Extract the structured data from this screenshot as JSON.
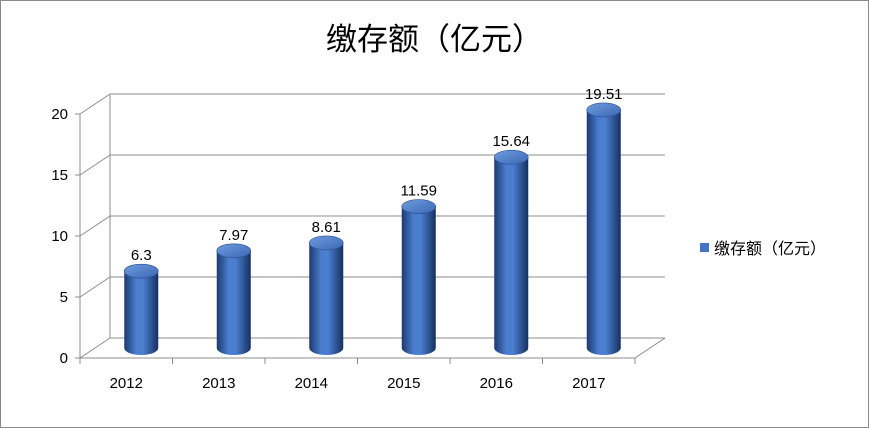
{
  "chart_data": {
    "type": "bar",
    "style": "3d-cylinder",
    "title": "缴存额（亿元）",
    "categories": [
      "2012",
      "2013",
      "2014",
      "2015",
      "2016",
      "2017"
    ],
    "series": [
      {
        "name": "缴存额（亿元）",
        "values": [
          6.3,
          7.97,
          8.61,
          11.59,
          15.64,
          19.51
        ]
      }
    ],
    "data_labels": [
      "6.3",
      "7.97",
      "8.61",
      "11.59",
      "15.64",
      "19.51"
    ],
    "yticks": [
      0,
      5,
      10,
      15,
      20
    ],
    "ylim": [
      0,
      20
    ],
    "xlabel": "",
    "ylabel": "",
    "grid": true,
    "legend_position": "right",
    "colors": {
      "bar": "#4472c4",
      "bar_dark": "#1f3f7a",
      "grid": "#8c8c8c"
    }
  }
}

□ □ □ □ □

* TO DO
Write the entries above out in full, exactly, with no images.

* RESPONSE TO THIS EXERCISE
Extract the structured data from this screenshot as JSON.
{
  "chart_data": {
    "type": "bar",
    "style": "3d-cylinder",
    "title": "缴存额（亿元）",
    "categories": [
      "2012",
      "2013",
      "2014",
      "2015",
      "2016",
      "2017"
    ],
    "series": [
      {
        "name": "缴存额（亿元）",
        "values": [
          6.3,
          7.97,
          8.61,
          11.59,
          15.64,
          19.51
        ]
      }
    ],
    "data_labels": [
      "6.3",
      "7.97",
      "8.61",
      "11.59",
      "15.64",
      "19.51"
    ],
    "yticks": [
      0,
      5,
      10,
      15,
      20
    ],
    "ylim": [
      0,
      20
    ],
    "xlabel": "",
    "ylabel": "",
    "grid": true,
    "legend_position": "right",
    "colors": {
      "bar": "#4472c4",
      "bar_dark": "#1f3f7a",
      "grid": "#8c8c8c"
    }
  }
}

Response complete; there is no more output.